→ Data section:
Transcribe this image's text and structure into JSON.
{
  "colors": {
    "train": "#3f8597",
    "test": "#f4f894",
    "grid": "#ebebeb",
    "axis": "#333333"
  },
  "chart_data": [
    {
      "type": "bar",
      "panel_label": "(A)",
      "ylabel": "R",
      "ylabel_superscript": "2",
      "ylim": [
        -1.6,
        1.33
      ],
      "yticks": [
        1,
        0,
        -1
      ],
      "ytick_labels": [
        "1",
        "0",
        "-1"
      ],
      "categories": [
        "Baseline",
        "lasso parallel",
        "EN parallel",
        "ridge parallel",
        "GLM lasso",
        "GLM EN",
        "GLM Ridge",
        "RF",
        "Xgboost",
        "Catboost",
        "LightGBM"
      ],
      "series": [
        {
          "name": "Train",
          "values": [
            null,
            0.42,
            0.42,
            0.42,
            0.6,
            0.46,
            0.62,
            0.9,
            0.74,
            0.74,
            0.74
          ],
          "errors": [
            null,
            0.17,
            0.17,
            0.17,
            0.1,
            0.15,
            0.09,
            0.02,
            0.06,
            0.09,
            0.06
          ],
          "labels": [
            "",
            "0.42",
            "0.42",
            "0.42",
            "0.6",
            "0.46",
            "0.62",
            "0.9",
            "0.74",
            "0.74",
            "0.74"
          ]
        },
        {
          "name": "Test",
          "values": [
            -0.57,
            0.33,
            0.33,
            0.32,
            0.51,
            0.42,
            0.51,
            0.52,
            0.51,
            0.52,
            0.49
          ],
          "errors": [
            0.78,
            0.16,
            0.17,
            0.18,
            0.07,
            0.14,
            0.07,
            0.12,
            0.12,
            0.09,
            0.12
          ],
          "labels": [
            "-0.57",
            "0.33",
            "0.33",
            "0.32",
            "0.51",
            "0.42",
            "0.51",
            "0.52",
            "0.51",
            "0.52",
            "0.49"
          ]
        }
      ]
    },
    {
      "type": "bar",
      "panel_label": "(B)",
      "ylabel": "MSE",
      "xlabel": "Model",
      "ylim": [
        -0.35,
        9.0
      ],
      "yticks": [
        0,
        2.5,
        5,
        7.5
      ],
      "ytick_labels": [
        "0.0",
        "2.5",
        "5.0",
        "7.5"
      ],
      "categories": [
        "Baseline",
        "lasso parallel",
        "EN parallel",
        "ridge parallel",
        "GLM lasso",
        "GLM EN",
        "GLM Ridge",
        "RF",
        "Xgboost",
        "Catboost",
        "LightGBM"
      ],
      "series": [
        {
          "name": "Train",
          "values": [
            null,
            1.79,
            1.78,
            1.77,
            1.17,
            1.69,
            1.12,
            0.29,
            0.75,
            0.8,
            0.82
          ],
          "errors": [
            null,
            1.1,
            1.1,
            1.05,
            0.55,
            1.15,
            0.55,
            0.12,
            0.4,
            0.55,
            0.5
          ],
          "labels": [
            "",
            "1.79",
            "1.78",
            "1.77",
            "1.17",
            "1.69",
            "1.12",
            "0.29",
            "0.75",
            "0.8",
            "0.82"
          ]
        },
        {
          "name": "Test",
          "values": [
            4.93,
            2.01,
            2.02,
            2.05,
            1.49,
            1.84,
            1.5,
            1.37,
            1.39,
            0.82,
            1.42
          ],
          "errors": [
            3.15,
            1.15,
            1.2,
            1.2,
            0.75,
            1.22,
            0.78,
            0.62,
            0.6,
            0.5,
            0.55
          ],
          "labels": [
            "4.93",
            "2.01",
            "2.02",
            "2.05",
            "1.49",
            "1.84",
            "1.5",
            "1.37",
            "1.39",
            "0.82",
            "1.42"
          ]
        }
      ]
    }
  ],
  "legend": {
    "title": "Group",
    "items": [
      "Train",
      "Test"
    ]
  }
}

→ Task to complete:
Reproduce the records above exactly as they appear.

→ Completed task:
Transcribe this image's text and structure into JSON.
{
  "colors": {
    "train": "#3f8597",
    "test": "#f4f894",
    "grid": "#ebebeb",
    "axis": "#333333"
  },
  "chart_data": [
    {
      "type": "bar",
      "panel_label": "(A)",
      "ylabel": "R",
      "ylabel_superscript": "2",
      "ylim": [
        -1.6,
        1.33
      ],
      "yticks": [
        1,
        0,
        -1
      ],
      "ytick_labels": [
        "1",
        "0",
        "-1"
      ],
      "categories": [
        "Baseline",
        "lasso parallel",
        "EN parallel",
        "ridge parallel",
        "GLM lasso",
        "GLM EN",
        "GLM Ridge",
        "RF",
        "Xgboost",
        "Catboost",
        "LightGBM"
      ],
      "series": [
        {
          "name": "Train",
          "values": [
            null,
            0.42,
            0.42,
            0.42,
            0.6,
            0.46,
            0.62,
            0.9,
            0.74,
            0.74,
            0.74
          ],
          "errors": [
            null,
            0.17,
            0.17,
            0.17,
            0.1,
            0.15,
            0.09,
            0.02,
            0.06,
            0.09,
            0.06
          ],
          "labels": [
            "",
            "0.42",
            "0.42",
            "0.42",
            "0.6",
            "0.46",
            "0.62",
            "0.9",
            "0.74",
            "0.74",
            "0.74"
          ]
        },
        {
          "name": "Test",
          "values": [
            -0.57,
            0.33,
            0.33,
            0.32,
            0.51,
            0.42,
            0.51,
            0.52,
            0.51,
            0.52,
            0.49
          ],
          "errors": [
            0.78,
            0.16,
            0.17,
            0.18,
            0.07,
            0.14,
            0.07,
            0.12,
            0.12,
            0.09,
            0.12
          ],
          "labels": [
            "-0.57",
            "0.33",
            "0.33",
            "0.32",
            "0.51",
            "0.42",
            "0.51",
            "0.52",
            "0.51",
            "0.52",
            "0.49"
          ]
        }
      ]
    },
    {
      "type": "bar",
      "panel_label": "(B)",
      "ylabel": "MSE",
      "xlabel": "Model",
      "ylim": [
        -0.35,
        9.0
      ],
      "yticks": [
        0,
        2.5,
        5,
        7.5
      ],
      "ytick_labels": [
        "0.0",
        "2.5",
        "5.0",
        "7.5"
      ],
      "categories": [
        "Baseline",
        "lasso parallel",
        "EN parallel",
        "ridge parallel",
        "GLM lasso",
        "GLM EN",
        "GLM Ridge",
        "RF",
        "Xgboost",
        "Catboost",
        "LightGBM"
      ],
      "series": [
        {
          "name": "Train",
          "values": [
            null,
            1.79,
            1.78,
            1.77,
            1.17,
            1.69,
            1.12,
            0.29,
            0.75,
            0.8,
            0.82
          ],
          "errors": [
            null,
            1.1,
            1.1,
            1.05,
            0.55,
            1.15,
            0.55,
            0.12,
            0.4,
            0.55,
            0.5
          ],
          "labels": [
            "",
            "1.79",
            "1.78",
            "1.77",
            "1.17",
            "1.69",
            "1.12",
            "0.29",
            "0.75",
            "0.8",
            "0.82"
          ]
        },
        {
          "name": "Test",
          "values": [
            4.93,
            2.01,
            2.02,
            2.05,
            1.49,
            1.84,
            1.5,
            1.37,
            1.39,
            0.82,
            1.42
          ],
          "errors": [
            3.15,
            1.15,
            1.2,
            1.2,
            0.75,
            1.22,
            0.78,
            0.62,
            0.6,
            0.5,
            0.55
          ],
          "labels": [
            "4.93",
            "2.01",
            "2.02",
            "2.05",
            "1.49",
            "1.84",
            "1.5",
            "1.37",
            "1.39",
            "0.82",
            "1.42"
          ]
        }
      ]
    }
  ],
  "legend": {
    "title": "Group",
    "items": [
      "Train",
      "Test"
    ]
  }
}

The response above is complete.